Pick out each line with the word "time" from the material that follows.

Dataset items
┌──

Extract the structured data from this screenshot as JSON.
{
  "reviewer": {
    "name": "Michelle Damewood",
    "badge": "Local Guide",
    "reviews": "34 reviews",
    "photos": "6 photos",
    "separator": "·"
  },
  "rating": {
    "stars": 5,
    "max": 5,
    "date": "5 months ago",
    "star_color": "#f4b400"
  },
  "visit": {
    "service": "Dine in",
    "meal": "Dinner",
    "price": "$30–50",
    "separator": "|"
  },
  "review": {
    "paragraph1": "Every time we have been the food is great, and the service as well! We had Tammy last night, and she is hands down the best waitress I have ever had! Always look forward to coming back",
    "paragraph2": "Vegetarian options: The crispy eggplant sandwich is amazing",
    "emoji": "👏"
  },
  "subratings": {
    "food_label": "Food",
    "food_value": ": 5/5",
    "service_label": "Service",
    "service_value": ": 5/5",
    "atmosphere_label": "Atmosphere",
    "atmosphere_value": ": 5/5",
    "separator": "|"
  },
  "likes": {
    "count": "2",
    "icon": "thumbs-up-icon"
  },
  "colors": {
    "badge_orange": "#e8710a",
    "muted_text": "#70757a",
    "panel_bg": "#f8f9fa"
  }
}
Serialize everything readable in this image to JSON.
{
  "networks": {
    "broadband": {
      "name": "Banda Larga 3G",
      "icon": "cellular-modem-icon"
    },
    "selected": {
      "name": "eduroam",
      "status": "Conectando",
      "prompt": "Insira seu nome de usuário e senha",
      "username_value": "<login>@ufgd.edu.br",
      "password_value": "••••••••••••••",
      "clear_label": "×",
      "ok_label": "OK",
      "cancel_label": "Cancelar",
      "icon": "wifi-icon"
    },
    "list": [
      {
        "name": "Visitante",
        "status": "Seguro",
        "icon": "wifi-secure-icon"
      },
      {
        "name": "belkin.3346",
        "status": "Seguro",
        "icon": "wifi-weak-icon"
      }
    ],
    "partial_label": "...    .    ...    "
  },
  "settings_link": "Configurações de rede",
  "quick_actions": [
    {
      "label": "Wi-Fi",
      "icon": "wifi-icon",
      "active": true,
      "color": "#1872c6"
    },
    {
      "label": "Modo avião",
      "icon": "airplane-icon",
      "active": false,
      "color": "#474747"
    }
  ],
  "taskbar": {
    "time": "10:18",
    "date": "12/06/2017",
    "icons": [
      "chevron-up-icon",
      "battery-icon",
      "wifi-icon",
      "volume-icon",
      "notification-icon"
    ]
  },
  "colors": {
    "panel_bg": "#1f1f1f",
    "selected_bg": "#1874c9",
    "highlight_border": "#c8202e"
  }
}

└──

**OUTPUT FOR THIS TASK**.
    "paragraph1": "Every time we have been the food is great, and the service as well! We had Tammy last night, and she is hands down the best waitress I have ever had! Always look forward to coming back",
    "time": "10:18",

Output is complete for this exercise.